● **Instructions for the task**
Below are some records. Print all of them exactly as they appear.

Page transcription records
::::::::

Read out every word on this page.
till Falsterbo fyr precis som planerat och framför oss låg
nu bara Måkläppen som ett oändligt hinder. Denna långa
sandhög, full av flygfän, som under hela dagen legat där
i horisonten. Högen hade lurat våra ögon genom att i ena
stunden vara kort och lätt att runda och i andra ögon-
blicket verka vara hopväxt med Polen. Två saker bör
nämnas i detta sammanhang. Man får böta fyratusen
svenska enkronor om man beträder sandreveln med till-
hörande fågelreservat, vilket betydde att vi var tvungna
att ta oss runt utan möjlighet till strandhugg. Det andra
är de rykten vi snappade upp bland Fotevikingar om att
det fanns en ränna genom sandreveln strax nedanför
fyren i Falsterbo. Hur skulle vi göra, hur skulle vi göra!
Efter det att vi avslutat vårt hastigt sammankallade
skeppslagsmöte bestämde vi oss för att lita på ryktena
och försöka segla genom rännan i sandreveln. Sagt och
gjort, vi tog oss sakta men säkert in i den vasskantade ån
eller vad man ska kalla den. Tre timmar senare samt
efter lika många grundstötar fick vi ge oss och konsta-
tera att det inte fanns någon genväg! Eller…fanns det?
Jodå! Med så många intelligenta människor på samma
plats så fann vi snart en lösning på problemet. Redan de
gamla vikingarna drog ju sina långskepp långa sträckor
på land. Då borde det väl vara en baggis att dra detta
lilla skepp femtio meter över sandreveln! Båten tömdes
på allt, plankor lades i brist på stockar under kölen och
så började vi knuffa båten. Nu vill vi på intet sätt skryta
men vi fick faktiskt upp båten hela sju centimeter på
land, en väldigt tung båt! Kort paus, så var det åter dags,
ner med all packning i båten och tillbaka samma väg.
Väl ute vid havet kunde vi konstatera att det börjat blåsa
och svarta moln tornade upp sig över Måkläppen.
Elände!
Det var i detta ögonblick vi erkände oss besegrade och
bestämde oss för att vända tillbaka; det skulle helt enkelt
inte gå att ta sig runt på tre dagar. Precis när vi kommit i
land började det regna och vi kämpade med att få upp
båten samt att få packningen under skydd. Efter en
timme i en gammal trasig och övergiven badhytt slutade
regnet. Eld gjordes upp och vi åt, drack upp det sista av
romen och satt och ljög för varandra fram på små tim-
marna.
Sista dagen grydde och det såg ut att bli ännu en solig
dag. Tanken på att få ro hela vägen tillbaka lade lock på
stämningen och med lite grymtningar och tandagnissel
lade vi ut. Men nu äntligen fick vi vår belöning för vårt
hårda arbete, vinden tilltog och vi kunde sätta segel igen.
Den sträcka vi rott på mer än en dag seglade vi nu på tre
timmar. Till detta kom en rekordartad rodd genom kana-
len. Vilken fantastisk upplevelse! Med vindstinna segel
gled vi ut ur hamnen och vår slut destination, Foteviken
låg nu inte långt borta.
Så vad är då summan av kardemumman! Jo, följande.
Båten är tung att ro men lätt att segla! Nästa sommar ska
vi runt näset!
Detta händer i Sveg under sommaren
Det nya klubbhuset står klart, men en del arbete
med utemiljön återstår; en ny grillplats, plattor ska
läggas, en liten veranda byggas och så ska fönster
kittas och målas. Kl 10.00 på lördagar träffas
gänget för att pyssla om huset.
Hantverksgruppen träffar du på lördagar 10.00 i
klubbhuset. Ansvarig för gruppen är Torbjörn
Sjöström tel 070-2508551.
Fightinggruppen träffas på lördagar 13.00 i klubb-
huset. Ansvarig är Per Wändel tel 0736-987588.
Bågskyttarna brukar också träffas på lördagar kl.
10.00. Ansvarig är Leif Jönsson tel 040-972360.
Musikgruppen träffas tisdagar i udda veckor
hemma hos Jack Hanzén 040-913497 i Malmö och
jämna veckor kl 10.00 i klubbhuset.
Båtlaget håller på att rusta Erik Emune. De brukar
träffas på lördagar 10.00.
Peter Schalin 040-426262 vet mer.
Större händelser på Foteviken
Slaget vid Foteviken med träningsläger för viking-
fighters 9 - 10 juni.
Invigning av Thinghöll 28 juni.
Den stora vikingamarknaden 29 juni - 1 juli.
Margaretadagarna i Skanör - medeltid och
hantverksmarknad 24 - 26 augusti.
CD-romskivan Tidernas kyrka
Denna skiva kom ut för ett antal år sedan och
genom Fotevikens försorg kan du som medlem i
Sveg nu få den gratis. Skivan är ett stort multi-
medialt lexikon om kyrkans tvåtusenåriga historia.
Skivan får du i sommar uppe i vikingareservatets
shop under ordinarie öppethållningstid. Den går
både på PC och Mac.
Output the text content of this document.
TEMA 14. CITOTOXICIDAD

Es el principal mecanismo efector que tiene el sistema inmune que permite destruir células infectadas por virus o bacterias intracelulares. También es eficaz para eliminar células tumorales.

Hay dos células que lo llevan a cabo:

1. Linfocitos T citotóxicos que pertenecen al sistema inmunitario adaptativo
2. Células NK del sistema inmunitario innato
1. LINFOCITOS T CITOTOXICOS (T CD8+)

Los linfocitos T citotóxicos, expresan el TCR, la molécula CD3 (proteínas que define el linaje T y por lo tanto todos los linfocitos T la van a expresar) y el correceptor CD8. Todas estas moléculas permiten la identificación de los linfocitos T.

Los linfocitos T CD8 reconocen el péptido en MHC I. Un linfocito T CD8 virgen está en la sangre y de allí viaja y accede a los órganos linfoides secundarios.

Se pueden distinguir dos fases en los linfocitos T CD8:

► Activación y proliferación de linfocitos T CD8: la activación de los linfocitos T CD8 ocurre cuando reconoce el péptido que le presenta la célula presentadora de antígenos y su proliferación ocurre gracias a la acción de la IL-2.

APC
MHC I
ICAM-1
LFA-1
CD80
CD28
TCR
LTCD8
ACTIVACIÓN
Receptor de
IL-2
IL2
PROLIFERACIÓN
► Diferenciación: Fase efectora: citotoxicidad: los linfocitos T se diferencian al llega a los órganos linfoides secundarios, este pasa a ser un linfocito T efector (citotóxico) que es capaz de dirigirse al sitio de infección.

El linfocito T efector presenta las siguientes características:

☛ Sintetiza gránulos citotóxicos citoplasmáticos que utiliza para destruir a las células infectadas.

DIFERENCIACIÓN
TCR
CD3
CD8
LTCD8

::::::::

● **Task response**
Read out every word on this page.
till Falsterbo fyr precis som planerat och framför oss låg
nu bara Måkläppen som ett oändligt hinder. Denna långa
sandhög, full av flygfän, som under hela dagen legat där
i horisonten. Högen hade lurat våra ögon genom att i ena
stunden vara kort och lätt att runda och i andra ögon-
blicket verka vara hopväxt med Polen. Två saker bör
nämnas i detta sammanhang. Man får böta fyratusen
svenska enkronor om man beträder sandreveln med till-
hörande fågelreservat, vilket betydde att vi var tvungna
att ta oss runt utan möjlighet till strandhugg. Det andra
är de rykten vi snappade upp bland Fotevikingar om att
det fanns en ränna genom sandreveln strax nedanför
fyren i Falsterbo. Hur skulle vi göra, hur skulle vi göra!
Efter det att vi avslutat vårt hastigt sammankallade
skeppslagsmöte bestämde vi oss för att lita på ryktena
och försöka segla genom rännan i sandreveln. Sagt och
gjort, vi tog oss sakta men säkert in i den vasskantade ån
eller vad man ska kalla den. Tre timmar senare samt
efter lika många grundstötar fick vi ge oss och konsta-
tera att det inte fanns någon genväg! Eller…fanns det?
Jodå! Med så många intelligenta människor på samma
plats så fann vi snart en lösning på problemet. Redan de
gamla vikingarna drog ju sina långskepp långa sträckor
på land. Då borde det väl vara en baggis att dra detta
lilla skepp femtio meter över sandreveln! Båten tömdes
på allt, plankor lades i brist på stockar under kölen och
så började vi knuffa båten. Nu vill vi på intet sätt skryta
men vi fick faktiskt upp båten hela sju centimeter på
land, en väldigt tung båt! Kort paus, så var det åter dags,
ner med all packning i båten och tillbaka samma väg.
Väl ute vid havet kunde vi konstatera att det börjat blåsa
och svarta moln tornade upp sig över Måkläppen.
Elände!
Det var i detta ögonblick vi erkände oss besegrade och
bestämde oss för att vända tillbaka; det skulle helt enkelt
inte gå att ta sig runt på tre dagar. Precis när vi kommit i
land började det regna och vi kämpade med att få upp
båten samt att få packningen under skydd. Efter en
timme i en gammal trasig och övergiven badhytt slutade
regnet. Eld gjordes upp och vi åt, drack upp det sista av
romen och satt och ljög för varandra fram på små tim-
marna.
Sista dagen grydde och det såg ut att bli ännu en solig
dag. Tanken på att få ro hela vägen tillbaka lade lock på
stämningen och med lite grymtningar och tandagnissel
lade vi ut. Men nu äntligen fick vi vår belöning för vårt
hårda arbete, vinden tilltog och vi kunde sätta segel igen.
Den sträcka vi rott på mer än en dag seglade vi nu på tre
timmar. Till detta kom en rekordartad rodd genom kana-
len. Vilken fantastisk upplevelse! Med vindstinna segel
gled vi ut ur hamnen och vår slut destination, Foteviken
låg nu inte långt borta.
Så vad är då summan av kardemumman! Jo, följande.
Båten är tung att ro men lätt att segla! Nästa sommar ska
vi runt näset!
Detta händer i Sveg under sommaren
Det nya klubbhuset står klart, men en del arbete
med utemiljön återstår; en ny grillplats, plattor ska
läggas, en liten veranda byggas och så ska fönster
kittas och målas. Kl 10.00 på lördagar träffas
gänget för att pyssla om huset.
Hantverksgruppen träffar du på lördagar 10.00 i
klubbhuset. Ansvarig för gruppen är Torbjörn
Sjöström tel 070-2508551.
Fightinggruppen träffas på lördagar 13.00 i klubb-
huset. Ansvarig är Per Wändel tel 0736-987588.
Bågskyttarna brukar också träffas på lördagar kl.
10.00. Ansvarig är Leif Jönsson tel 040-972360.
Musikgruppen träffas tisdagar i udda veckor
hemma hos Jack Hanzén 040-913497 i Malmö och
jämna veckor kl 10.00 i klubbhuset.
Båtlaget håller på att rusta Erik Emune. De brukar
träffas på lördagar 10.00.
Peter Schalin 040-426262 vet mer.
Större händelser på Foteviken
Slaget vid Foteviken med träningsläger för viking-
fighters 9 - 10 juni.
Invigning av Thinghöll 28 juni.
Den stora vikingamarknaden 29 juni - 1 juli.
Margaretadagarna i Skanör - medeltid och
hantverksmarknad 24 - 26 augusti.
CD-romskivan Tidernas kyrka
Denna skiva kom ut för ett antal år sedan och
genom Fotevikens försorg kan du som medlem i
Sveg nu få den gratis. Skivan är ett stort multi-
medialt lexikon om kyrkans tvåtusenåriga historia.
Skivan får du i sommar uppe i vikingareservatets
shop under ordinarie öppethållningstid. Den går
både på PC och Mac.
Output the text content of this document.
TEMA 14. CITOTOXICIDAD

Es el principal mecanismo efector que tiene el sistema inmune que permite destruir células infectadas por virus o bacterias intracelulares. También es eficaz para eliminar células tumorales.

Hay dos células que lo llevan a cabo:

1. Linfocitos T citotóxicos que pertenecen al sistema inmunitario adaptativo
2. Células NK del sistema inmunitario innato
1. LINFOCITOS T CITOTOXICOS (T CD8+)

Los linfocitos T citotóxicos, expresan el TCR, la molécula CD3 (proteínas que define el linaje T y por lo tanto todos los linfocitos T la van a expresar) y el correceptor CD8. Todas estas moléculas permiten la identificación de los linfocitos T.

Los linfocitos T CD8 reconocen el péptido en MHC I. Un linfocito T CD8 virgen está en la sangre y de allí viaja y accede a los órganos linfoides secundarios.

Se pueden distinguir dos fases en los linfocitos T CD8:

► Activación y proliferación de linfocitos T CD8: la activación de los linfocitos T CD8 ocurre cuando reconoce el péptido que le presenta la célula presentadora de antígenos y su proliferación ocurre gracias a la acción de la IL-2.

APC
MHC I
ICAM-1
LFA-1
CD80
CD28
TCR
LTCD8
ACTIVACIÓN
Receptor de
IL-2
IL2
PROLIFERACIÓN
► Diferenciación: Fase efectora: citotoxicidad: los linfocitos T se diferencian al llega a los órganos linfoides secundarios, este pasa a ser un linfocito T efector (citotóxico) que es capaz de dirigirse al sitio de infección.

El linfocito T efector presenta las siguientes características:

☛ Sintetiza gránulos citotóxicos citoplasmáticos que utiliza para destruir a las células infectadas.

DIFERENCIACIÓN
TCR
CD3
CD8
LTCD8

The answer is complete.